**Task to complete:**
Count the lines in the entries below that include the word "aussi". Give nothing but the number.

**Dataset excerpts:**
□ □ □ □
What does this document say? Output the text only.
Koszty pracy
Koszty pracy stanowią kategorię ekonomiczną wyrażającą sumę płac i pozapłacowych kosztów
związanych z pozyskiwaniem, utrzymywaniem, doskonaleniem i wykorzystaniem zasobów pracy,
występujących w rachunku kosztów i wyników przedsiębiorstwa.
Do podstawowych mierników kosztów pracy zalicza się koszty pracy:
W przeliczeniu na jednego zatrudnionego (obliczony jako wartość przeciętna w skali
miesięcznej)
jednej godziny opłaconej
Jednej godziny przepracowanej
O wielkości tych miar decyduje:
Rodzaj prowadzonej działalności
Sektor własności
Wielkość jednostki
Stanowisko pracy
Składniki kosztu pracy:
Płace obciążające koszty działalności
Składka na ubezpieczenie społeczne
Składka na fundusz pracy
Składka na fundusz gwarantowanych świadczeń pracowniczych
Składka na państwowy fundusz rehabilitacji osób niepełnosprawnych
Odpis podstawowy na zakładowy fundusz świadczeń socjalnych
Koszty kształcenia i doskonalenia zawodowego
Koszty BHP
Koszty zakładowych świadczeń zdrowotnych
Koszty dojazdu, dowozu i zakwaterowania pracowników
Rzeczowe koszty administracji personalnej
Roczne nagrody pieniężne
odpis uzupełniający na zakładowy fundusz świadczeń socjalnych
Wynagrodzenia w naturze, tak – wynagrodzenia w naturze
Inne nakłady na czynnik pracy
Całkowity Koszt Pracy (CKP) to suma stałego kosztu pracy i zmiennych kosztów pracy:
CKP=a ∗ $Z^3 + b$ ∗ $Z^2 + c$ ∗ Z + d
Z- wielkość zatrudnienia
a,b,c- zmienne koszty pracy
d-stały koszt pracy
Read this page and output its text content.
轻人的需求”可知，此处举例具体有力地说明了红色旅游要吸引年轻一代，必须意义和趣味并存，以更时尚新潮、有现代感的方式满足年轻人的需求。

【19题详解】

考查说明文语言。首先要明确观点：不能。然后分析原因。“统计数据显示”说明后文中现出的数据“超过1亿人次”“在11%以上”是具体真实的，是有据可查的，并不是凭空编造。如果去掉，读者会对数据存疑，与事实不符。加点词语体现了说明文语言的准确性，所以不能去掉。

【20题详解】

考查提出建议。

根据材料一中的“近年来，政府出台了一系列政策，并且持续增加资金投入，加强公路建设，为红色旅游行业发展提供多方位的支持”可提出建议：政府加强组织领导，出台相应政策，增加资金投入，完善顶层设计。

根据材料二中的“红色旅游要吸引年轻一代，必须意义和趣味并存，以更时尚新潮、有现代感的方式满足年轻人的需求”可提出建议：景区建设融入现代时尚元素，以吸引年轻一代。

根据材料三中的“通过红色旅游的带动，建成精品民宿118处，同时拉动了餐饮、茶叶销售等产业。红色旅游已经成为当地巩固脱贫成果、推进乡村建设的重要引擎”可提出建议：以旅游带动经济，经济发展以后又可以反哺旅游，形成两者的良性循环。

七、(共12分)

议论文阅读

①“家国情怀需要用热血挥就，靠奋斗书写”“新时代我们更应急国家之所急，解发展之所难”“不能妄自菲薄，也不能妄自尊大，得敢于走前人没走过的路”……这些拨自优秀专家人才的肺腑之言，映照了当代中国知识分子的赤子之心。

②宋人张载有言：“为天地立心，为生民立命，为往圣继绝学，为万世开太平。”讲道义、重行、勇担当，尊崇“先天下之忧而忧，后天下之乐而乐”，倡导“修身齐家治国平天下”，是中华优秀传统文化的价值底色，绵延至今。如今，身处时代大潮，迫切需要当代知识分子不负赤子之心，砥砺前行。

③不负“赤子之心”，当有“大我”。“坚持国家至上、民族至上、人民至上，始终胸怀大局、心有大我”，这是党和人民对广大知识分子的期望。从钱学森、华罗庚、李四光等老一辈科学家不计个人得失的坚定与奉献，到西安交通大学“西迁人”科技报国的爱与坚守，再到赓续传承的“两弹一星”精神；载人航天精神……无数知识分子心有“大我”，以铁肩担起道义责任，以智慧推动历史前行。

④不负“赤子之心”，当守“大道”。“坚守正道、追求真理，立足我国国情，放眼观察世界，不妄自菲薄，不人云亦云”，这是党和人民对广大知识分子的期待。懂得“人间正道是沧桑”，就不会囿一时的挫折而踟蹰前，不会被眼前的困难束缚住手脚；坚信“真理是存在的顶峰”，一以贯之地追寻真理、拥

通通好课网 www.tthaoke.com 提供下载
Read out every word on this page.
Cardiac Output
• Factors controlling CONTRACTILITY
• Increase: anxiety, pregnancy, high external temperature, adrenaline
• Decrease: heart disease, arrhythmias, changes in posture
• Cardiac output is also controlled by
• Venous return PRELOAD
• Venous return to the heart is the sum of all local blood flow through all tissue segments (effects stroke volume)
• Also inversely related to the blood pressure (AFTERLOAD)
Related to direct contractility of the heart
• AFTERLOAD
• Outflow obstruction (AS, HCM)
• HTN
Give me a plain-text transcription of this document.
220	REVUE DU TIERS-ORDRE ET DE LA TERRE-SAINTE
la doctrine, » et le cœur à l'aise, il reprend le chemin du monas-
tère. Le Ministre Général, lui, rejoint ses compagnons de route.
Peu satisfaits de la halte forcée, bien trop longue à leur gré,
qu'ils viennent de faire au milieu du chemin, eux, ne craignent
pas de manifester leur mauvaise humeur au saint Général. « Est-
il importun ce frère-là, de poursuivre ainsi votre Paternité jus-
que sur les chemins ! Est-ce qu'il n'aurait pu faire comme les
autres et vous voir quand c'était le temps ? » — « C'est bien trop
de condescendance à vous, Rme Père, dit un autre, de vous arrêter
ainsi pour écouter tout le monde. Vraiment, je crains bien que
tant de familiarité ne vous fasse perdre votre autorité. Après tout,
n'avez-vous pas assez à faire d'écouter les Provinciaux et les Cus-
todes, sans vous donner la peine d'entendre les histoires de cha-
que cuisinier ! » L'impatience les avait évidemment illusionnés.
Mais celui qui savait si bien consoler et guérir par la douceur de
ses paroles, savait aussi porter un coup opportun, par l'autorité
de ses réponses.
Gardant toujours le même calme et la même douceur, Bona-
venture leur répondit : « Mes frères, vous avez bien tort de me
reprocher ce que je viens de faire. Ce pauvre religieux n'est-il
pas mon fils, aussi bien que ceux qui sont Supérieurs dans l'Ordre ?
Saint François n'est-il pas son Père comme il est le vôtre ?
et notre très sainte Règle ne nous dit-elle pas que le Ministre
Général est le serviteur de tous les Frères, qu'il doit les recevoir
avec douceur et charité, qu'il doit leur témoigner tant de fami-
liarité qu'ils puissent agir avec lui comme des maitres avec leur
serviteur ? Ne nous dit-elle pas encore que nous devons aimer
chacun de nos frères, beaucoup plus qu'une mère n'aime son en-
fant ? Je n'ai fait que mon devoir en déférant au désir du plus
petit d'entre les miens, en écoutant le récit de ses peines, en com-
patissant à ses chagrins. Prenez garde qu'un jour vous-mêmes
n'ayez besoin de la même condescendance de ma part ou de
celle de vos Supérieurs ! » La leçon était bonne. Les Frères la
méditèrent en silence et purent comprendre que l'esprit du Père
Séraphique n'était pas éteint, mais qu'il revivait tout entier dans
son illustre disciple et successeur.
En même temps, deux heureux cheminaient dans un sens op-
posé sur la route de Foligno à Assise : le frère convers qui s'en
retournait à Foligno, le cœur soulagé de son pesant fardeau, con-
□ □ □ □
**Solution to this exercise:**
2